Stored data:

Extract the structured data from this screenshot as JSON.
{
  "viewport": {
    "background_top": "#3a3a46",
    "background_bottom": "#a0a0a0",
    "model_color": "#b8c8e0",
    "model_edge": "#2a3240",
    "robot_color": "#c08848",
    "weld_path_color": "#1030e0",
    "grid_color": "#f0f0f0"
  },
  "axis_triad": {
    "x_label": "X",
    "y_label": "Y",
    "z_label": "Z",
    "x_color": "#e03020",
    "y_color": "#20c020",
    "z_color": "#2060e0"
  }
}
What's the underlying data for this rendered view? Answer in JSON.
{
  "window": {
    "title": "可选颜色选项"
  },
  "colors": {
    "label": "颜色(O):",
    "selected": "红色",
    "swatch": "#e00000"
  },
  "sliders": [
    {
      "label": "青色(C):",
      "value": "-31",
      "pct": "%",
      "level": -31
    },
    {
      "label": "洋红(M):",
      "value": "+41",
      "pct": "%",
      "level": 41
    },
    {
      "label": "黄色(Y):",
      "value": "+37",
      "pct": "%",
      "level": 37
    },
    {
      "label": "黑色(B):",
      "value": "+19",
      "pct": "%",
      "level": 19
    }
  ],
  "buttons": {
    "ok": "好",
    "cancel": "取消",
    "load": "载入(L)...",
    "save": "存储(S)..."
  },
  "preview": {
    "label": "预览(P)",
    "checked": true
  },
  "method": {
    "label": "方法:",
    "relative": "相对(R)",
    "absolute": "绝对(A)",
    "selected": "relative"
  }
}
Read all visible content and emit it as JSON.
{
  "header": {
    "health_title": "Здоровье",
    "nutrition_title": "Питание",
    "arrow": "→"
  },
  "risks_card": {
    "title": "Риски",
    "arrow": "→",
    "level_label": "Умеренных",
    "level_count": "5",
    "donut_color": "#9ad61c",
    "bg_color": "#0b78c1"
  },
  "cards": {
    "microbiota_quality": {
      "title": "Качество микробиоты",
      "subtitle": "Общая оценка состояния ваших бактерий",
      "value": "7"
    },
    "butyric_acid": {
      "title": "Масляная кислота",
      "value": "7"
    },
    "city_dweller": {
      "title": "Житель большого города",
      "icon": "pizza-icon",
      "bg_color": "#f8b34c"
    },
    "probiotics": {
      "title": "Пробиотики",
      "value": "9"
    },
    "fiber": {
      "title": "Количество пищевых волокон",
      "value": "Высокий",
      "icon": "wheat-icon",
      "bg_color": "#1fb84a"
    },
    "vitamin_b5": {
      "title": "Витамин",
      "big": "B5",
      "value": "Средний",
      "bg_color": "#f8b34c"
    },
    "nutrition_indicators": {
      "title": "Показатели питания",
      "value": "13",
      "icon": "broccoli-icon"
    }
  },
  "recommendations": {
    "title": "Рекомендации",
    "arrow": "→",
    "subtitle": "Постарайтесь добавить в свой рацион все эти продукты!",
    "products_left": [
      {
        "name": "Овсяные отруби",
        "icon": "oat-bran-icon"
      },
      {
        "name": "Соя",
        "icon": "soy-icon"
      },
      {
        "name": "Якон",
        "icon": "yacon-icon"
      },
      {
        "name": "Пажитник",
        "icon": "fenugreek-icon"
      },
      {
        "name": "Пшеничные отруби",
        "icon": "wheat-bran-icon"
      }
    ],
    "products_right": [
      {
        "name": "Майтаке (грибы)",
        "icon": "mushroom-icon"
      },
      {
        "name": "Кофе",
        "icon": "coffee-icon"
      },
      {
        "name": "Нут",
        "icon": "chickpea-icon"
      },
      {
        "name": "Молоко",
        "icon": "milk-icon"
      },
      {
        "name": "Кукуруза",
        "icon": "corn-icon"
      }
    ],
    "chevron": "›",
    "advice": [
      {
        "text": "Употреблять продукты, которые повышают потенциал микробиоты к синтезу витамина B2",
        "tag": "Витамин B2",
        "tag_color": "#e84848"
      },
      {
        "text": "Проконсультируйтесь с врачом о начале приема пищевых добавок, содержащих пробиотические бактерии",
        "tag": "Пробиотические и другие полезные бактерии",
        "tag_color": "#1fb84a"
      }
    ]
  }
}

WHAT THE TASK REQUIRES: Generate an exact reproduction of all entries.

SOLUTION BELOW:
Extract the structured data from this screenshot as JSON.
{
  "viewport": {
    "background_top": "#3a3a46",
    "background_bottom": "#a0a0a0",
    "model_color": "#b8c8e0",
    "model_edge": "#2a3240",
    "robot_color": "#c08848",
    "weld_path_color": "#1030e0",
    "grid_color": "#f0f0f0"
  },
  "axis_triad": {
    "x_label": "X",
    "y_label": "Y",
    "z_label": "Z",
    "x_color": "#e03020",
    "y_color": "#20c020",
    "z_color": "#2060e0"
  }
}
What's the underlying data for this rendered view? Answer in JSON.
{
  "window": {
    "title": "可选颜色选项"
  },
  "colors": {
    "label": "颜色(O):",
    "selected": "红色",
    "swatch": "#e00000"
  },
  "sliders": [
    {
      "label": "青色(C):",
      "value": "-31",
      "pct": "%",
      "level": -31
    },
    {
      "label": "洋红(M):",
      "value": "+41",
      "pct": "%",
      "level": 41
    },
    {
      "label": "黄色(Y):",
      "value": "+37",
      "pct": "%",
      "level": 37
    },
    {
      "label": "黑色(B):",
      "value": "+19",
      "pct": "%",
      "level": 19
    }
  ],
  "buttons": {
    "ok": "好",
    "cancel": "取消",
    "load": "载入(L)...",
    "save": "存储(S)..."
  },
  "preview": {
    "label": "预览(P)",
    "checked": true
  },
  "method": {
    "label": "方法:",
    "relative": "相对(R)",
    "absolute": "绝对(A)",
    "selected": "relative"
  }
}
Read all visible content and emit it as JSON.
{
  "header": {
    "health_title": "Здоровье",
    "nutrition_title": "Питание",
    "arrow": "→"
  },
  "risks_card": {
    "title": "Риски",
    "arrow": "→",
    "level_label": "Умеренных",
    "level_count": "5",
    "donut_color": "#9ad61c",
    "bg_color": "#0b78c1"
  },
  "cards": {
    "microbiota_quality": {
      "title": "Качество микробиоты",
      "subtitle": "Общая оценка состояния ваших бактерий",
      "value": "7"
    },
    "butyric_acid": {
      "title": "Масляная кислота",
      "value": "7"
    },
    "city_dweller": {
      "title": "Житель большого города",
      "icon": "pizza-icon",
      "bg_color": "#f8b34c"
    },
    "probiotics": {
      "title": "Пробиотики",
      "value": "9"
    },
    "fiber": {
      "title": "Количество пищевых волокон",
      "value": "Высокий",
      "icon": "wheat-icon",
      "bg_color": "#1fb84a"
    },
    "vitamin_b5": {
      "title": "Витамин",
      "big": "B5",
      "value": "Средний",
      "bg_color": "#f8b34c"
    },
    "nutrition_indicators": {
      "title": "Показатели питания",
      "value": "13",
      "icon": "broccoli-icon"
    }
  },
  "recommendations": {
    "title": "Рекомендации",
    "arrow": "→",
    "subtitle": "Постарайтесь добавить в свой рацион все эти продукты!",
    "products_left": [
      {
        "name": "Овсяные отруби",
        "icon": "oat-bran-icon"
      },
      {
        "name": "Соя",
        "icon": "soy-icon"
      },
      {
        "name": "Якон",
        "icon": "yacon-icon"
      },
      {
        "name": "Пажитник",
        "icon": "fenugreek-icon"
      },
      {
        "name": "Пшеничные отруби",
        "icon": "wheat-bran-icon"
      }
    ],
    "products_right": [
      {
        "name": "Майтаке (грибы)",
        "icon": "mushroom-icon"
      },
      {
        "name": "Кофе",
        "icon": "coffee-icon"
      },
      {
        "name": "Нут",
        "icon": "chickpea-icon"
      },
      {
        "name": "Молоко",
        "icon": "milk-icon"
      },
      {
        "name": "Кукуруза",
        "icon": "corn-icon"
      }
    ],
    "chevron": "›",
    "advice": [
      {
        "text": "Употреблять продукты, которые повышают потенциал микробиоты к синтезу витамина B2",
        "tag": "Витамин B2",
        "tag_color": "#e84848"
      },
      {
        "text": "Проконсультируйтесь с врачом о начале приема пищевых добавок, содержащих пробиотические бактерии",
        "tag": "Пробиотические и другие полезные бактерии",
        "tag_color": "#1fb84a"
      }
    ]
  }
}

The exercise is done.